WORK INSTRUCTIONS –
Quote the listing below in its entirety, omitting every image.

====== ENTRIES SHOWN

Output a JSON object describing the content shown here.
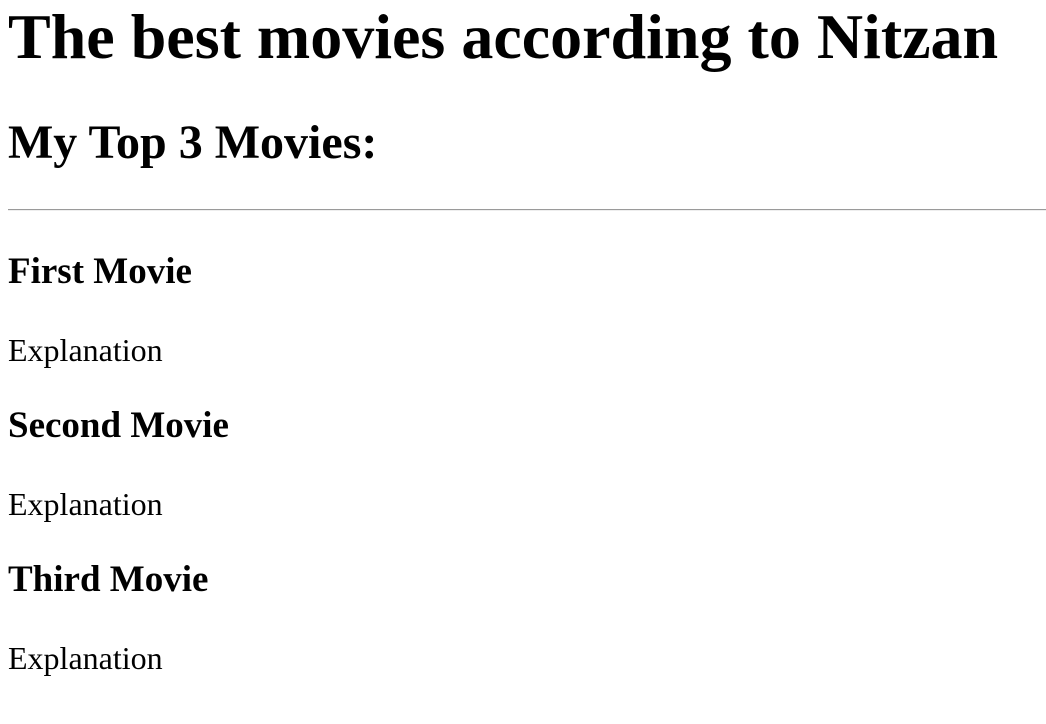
{
  "page": {
    "title": "The best movies according to Nitzan",
    "subtitle": "My Top 3 Movies:"
  },
  "movies": [
    {
      "title": "First Movie",
      "explanation": "Explanation"
    },
    {
      "title": "Second Movie",
      "explanation": "Explanation"
    },
    {
      "title": "Third Movie",
      "explanation": "Explanation"
    }
  ]
}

============

RESPONSE FOR THIS EXERCISE –
Output a JSON object describing the content shown here.
{
  "page": {
    "title": "The best movies according to Nitzan",
    "subtitle": "My Top 3 Movies:"
  },
  "movies": [
    {
      "title": "First Movie",
      "explanation": "Explanation"
    },
    {
      "title": "Second Movie",
      "explanation": "Explanation"
    },
    {
      "title": "Third Movie",
      "explanation": "Explanation"
    }
  ]
}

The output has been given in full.